(PROVIDED INFORMATION)

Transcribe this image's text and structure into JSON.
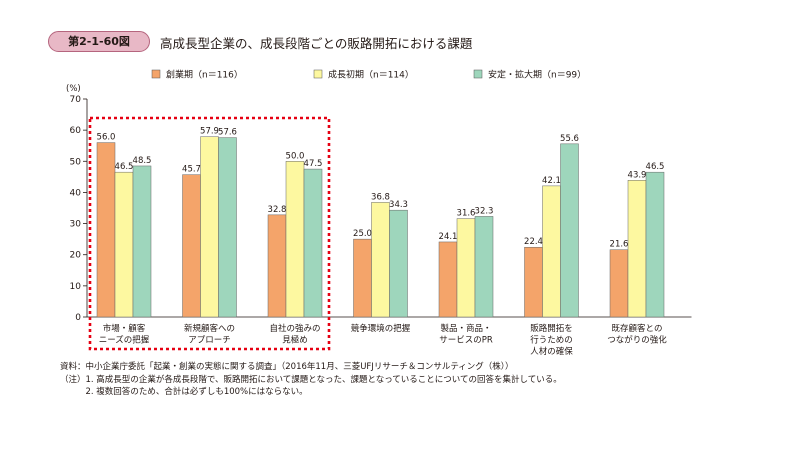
{
  "figure": {
    "number": "第2-1-60図",
    "title": "高成長型企業の、成長段階ごとの販路開拓における課題"
  },
  "colors": {
    "badge_fill": "#e8b8c6",
    "series": [
      "#f4a46a",
      "#fdf8a0",
      "#9ed6bc"
    ],
    "highlight_box": "#e60012"
  },
  "chart_data": {
    "type": "bar",
    "ylabel": "(%)",
    "ylim": [
      0,
      70
    ],
    "yticks": [
      0,
      10,
      20,
      30,
      40,
      50,
      60,
      70
    ],
    "grid": false,
    "legend_position": "top",
    "categories": [
      [
        "市場・顧客",
        "ニーズの把握"
      ],
      [
        "新規顧客への",
        "アプローチ"
      ],
      [
        "自社の強みの",
        "見極め"
      ],
      [
        "競争環境の把握"
      ],
      [
        "製品・商品・",
        "サービスのPR"
      ],
      [
        "販路開拓を",
        "行うための",
        "人材の確保"
      ],
      [
        "既存顧客との",
        "つながりの強化"
      ]
    ],
    "series": [
      {
        "name": "創業期（n＝116）",
        "values": [
          56.0,
          45.7,
          32.8,
          25.0,
          24.1,
          22.4,
          21.6
        ]
      },
      {
        "name": "成長初期（n＝114）",
        "values": [
          46.5,
          57.9,
          50.0,
          36.8,
          31.6,
          42.1,
          43.9
        ]
      },
      {
        "name": "安定・拡大期（n＝99）",
        "values": [
          48.5,
          57.6,
          47.5,
          34.3,
          32.3,
          55.6,
          46.5
        ]
      }
    ],
    "highlighted_categories": [
      0,
      1,
      2
    ]
  },
  "notes": [
    "資料：中小企業庁委託「起業・創業の実態に関する調査」（2016年11月、三菱UFJリサーチ＆コンサルティング（株））",
    "（注）1. 高成長型の企業が各成長段階で、販路開拓において課題となった、課題となっていることについての回答を集計している。",
    "　　　2. 複数回答のため、合計は必ずしも100%にはならない。"
  ]
}
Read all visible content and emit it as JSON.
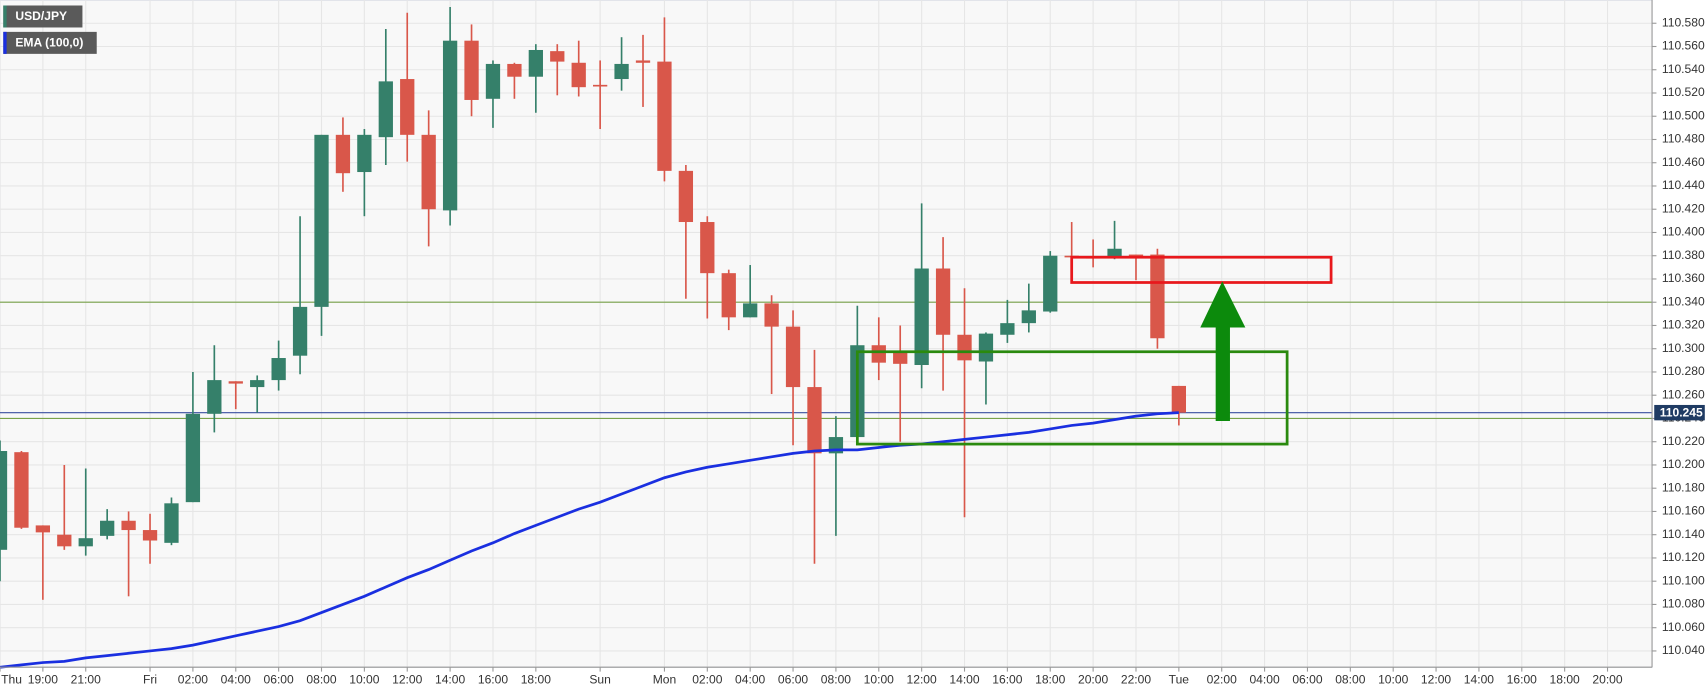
{
  "chart_data": {
    "type": "candlestick",
    "categories": [
      "Thu",
      null,
      "19:00",
      null,
      "21:00",
      null,
      null,
      "Fri",
      null,
      "02:00",
      null,
      "04:00",
      null,
      "06:00",
      null,
      "08:00",
      null,
      "10:00",
      null,
      "12:00",
      null,
      "14:00",
      null,
      "16:00",
      null,
      "18:00",
      null,
      null,
      "Sun",
      null,
      null,
      "Mon",
      null,
      "02:00",
      null,
      "04:00",
      null,
      "06:00",
      null,
      "08:00",
      null,
      "10:00",
      null,
      "12:00",
      null,
      "14:00",
      null,
      "16:00",
      null,
      "18:00",
      null,
      "20:00",
      null,
      "22:00",
      null,
      "Tue",
      null,
      "02:00",
      null,
      "04:00",
      null,
      "06:00",
      null,
      "08:00",
      null,
      "10:00",
      null,
      "12:00",
      null,
      "14:00",
      null,
      "16:00",
      null,
      "18:00",
      null,
      "20:00",
      null
    ],
    "candles": {
      "name": "USD/JPY",
      "up_color": "#35806a",
      "down_color": "#d9574a",
      "open": [
        110.127,
        110.211,
        110.148,
        110.14,
        110.13,
        110.139,
        110.152,
        110.144,
        110.133,
        110.168,
        110.244,
        110.272,
        110.267,
        110.273,
        110.294,
        110.336,
        110.484,
        110.452,
        110.482,
        110.532,
        110.484,
        110.419,
        110.565,
        110.515,
        110.545,
        110.534,
        110.556,
        110.546,
        110.527,
        110.532,
        110.548,
        110.547,
        110.453,
        110.409,
        110.365,
        110.327,
        110.339,
        110.319,
        110.267,
        110.21,
        110.224,
        110.303,
        110.297,
        110.286,
        110.369,
        110.312,
        110.289,
        110.312,
        110.322,
        110.332,
        110.38,
        110.379,
        110.378,
        110.381,
        110.381,
        110.268,
        null,
        null,
        null,
        null,
        null,
        null,
        null,
        null,
        null,
        null,
        null,
        null,
        null,
        null,
        null,
        null,
        null,
        null,
        null,
        null,
        null
      ],
      "high": [
        110.221,
        110.212,
        110.148,
        110.2,
        110.197,
        110.162,
        110.16,
        110.158,
        110.172,
        110.28,
        110.303,
        110.272,
        110.277,
        110.307,
        110.414,
        110.484,
        110.499,
        110.489,
        110.575,
        110.589,
        110.505,
        110.594,
        110.579,
        110.548,
        110.546,
        110.562,
        110.562,
        110.565,
        110.548,
        110.568,
        110.57,
        110.585,
        110.458,
        110.414,
        110.368,
        110.372,
        110.346,
        110.333,
        110.299,
        110.242,
        110.337,
        110.327,
        110.32,
        110.425,
        110.396,
        110.352,
        110.314,
        110.342,
        110.356,
        110.384,
        110.409,
        110.394,
        110.41,
        110.381,
        110.386,
        110.268,
        null,
        null,
        null,
        null,
        null,
        null,
        null,
        null,
        null,
        null,
        null,
        null,
        null,
        null,
        null,
        null,
        null,
        null,
        null,
        null,
        null
      ],
      "low": [
        110.1,
        110.145,
        110.084,
        110.127,
        110.122,
        110.136,
        110.087,
        110.115,
        110.131,
        110.168,
        110.228,
        110.248,
        110.245,
        110.264,
        110.278,
        110.311,
        110.435,
        110.414,
        110.458,
        110.461,
        110.388,
        110.406,
        110.5,
        110.49,
        110.515,
        110.503,
        110.518,
        110.517,
        110.489,
        110.522,
        110.508,
        110.444,
        110.343,
        110.326,
        110.316,
        110.327,
        110.261,
        110.217,
        110.115,
        110.139,
        110.221,
        110.273,
        110.22,
        110.266,
        110.264,
        110.155,
        110.252,
        110.305,
        110.314,
        110.331,
        110.365,
        110.37,
        110.377,
        110.359,
        110.3,
        110.234,
        null,
        null,
        null,
        null,
        null,
        null,
        null,
        null,
        null,
        null,
        null,
        null,
        null,
        null,
        null,
        null,
        null,
        null,
        null,
        null,
        null
      ],
      "close": [
        110.212,
        110.146,
        110.142,
        110.13,
        110.137,
        110.152,
        110.144,
        110.135,
        110.167,
        110.244,
        110.273,
        110.27,
        110.273,
        110.292,
        110.336,
        110.484,
        110.451,
        110.484,
        110.53,
        110.484,
        110.42,
        110.565,
        110.514,
        110.545,
        110.534,
        110.557,
        110.547,
        110.525,
        110.527,
        110.545,
        110.546,
        110.453,
        110.409,
        110.365,
        110.327,
        110.339,
        110.319,
        110.267,
        110.21,
        110.224,
        110.303,
        110.288,
        110.287,
        110.369,
        110.312,
        110.29,
        110.313,
        110.322,
        110.333,
        110.38,
        110.379,
        110.378,
        110.386,
        110.38,
        110.309,
        110.245,
        null,
        null,
        null,
        null,
        null,
        null,
        null,
        null,
        null,
        null,
        null,
        null,
        null,
        null,
        null,
        null,
        null,
        null,
        null,
        null,
        null
      ]
    },
    "series": [
      {
        "name": "EMA (100,0)",
        "color": "#1a2fe0",
        "values": [
          110.026,
          110.028,
          110.03,
          110.031,
          110.034,
          110.036,
          110.038,
          110.04,
          110.042,
          110.045,
          110.049,
          110.053,
          110.057,
          110.061,
          110.066,
          110.073,
          110.08,
          110.087,
          110.095,
          110.103,
          110.11,
          110.118,
          110.126,
          110.133,
          110.141,
          110.148,
          110.155,
          110.162,
          110.168,
          110.175,
          110.182,
          110.189,
          110.194,
          110.198,
          110.201,
          110.204,
          110.207,
          110.21,
          110.212,
          110.213,
          110.213,
          110.215,
          110.217,
          110.218,
          110.22,
          110.222,
          110.224,
          110.226,
          110.228,
          110.231,
          110.234,
          110.236,
          110.239,
          110.242,
          110.244,
          110.245,
          null,
          null,
          null,
          null,
          null,
          null,
          null,
          null,
          null,
          null,
          null,
          null,
          null,
          null,
          null,
          null,
          null,
          null,
          null,
          null,
          null
        ]
      }
    ],
    "last_price": 110.245,
    "hlines": [
      110.34,
      110.24
    ],
    "hline_color": "#79a24a",
    "ylim": [
      110.026,
      110.6
    ],
    "yticks": [
      {
        "value": 110.04,
        "label": "110.040"
      },
      {
        "value": 110.06,
        "label": "110.060"
      },
      {
        "value": 110.08,
        "label": "110.080"
      },
      {
        "value": 110.1,
        "label": "110.100"
      },
      {
        "value": 110.12,
        "label": "110.120"
      },
      {
        "value": 110.14,
        "label": "110.140"
      },
      {
        "value": 110.16,
        "label": "110.160"
      },
      {
        "value": 110.18,
        "label": "110.180"
      },
      {
        "value": 110.2,
        "label": "110.200"
      },
      {
        "value": 110.22,
        "label": "110.220"
      },
      {
        "value": 110.24,
        "label": "110.240"
      },
      {
        "value": 110.26,
        "label": "110.260"
      },
      {
        "value": 110.28,
        "label": "110.280"
      },
      {
        "value": 110.3,
        "label": "110.300"
      },
      {
        "value": 110.32,
        "label": "110.320"
      },
      {
        "value": 110.34,
        "label": "110.340"
      },
      {
        "value": 110.36,
        "label": "110.360"
      },
      {
        "value": 110.38,
        "label": "110.380"
      },
      {
        "value": 110.4,
        "label": "110.400"
      },
      {
        "value": 110.42,
        "label": "110.420"
      },
      {
        "value": 110.44,
        "label": "110.440"
      },
      {
        "value": 110.46,
        "label": "110.460"
      },
      {
        "value": 110.48,
        "label": "110.480"
      },
      {
        "value": 110.5,
        "label": "110.500"
      },
      {
        "value": 110.52,
        "label": "110.520"
      },
      {
        "value": 110.54,
        "label": "110.540"
      },
      {
        "value": 110.56,
        "label": "110.560"
      },
      {
        "value": 110.58,
        "label": "110.580"
      }
    ],
    "grid": true
  }
}
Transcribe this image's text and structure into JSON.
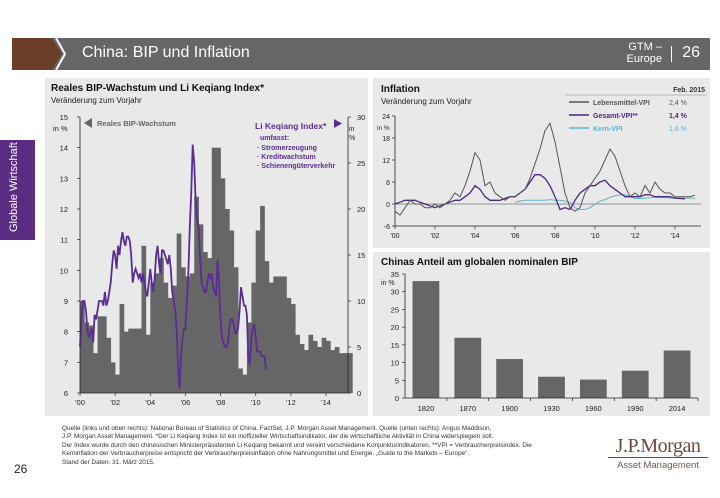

(WHAT YOU SHOULD DO) Search the data above for the string "name" and return every line that has it.

(COMPLETE RESPONSE)
        "name": "創業期（n＝116）",
        "name": "成長初期（n＝114）",
        "name": "安定・拡大期（n＝99）",
      "name": "USD/JPY",
        "name": "EMA (100,0)",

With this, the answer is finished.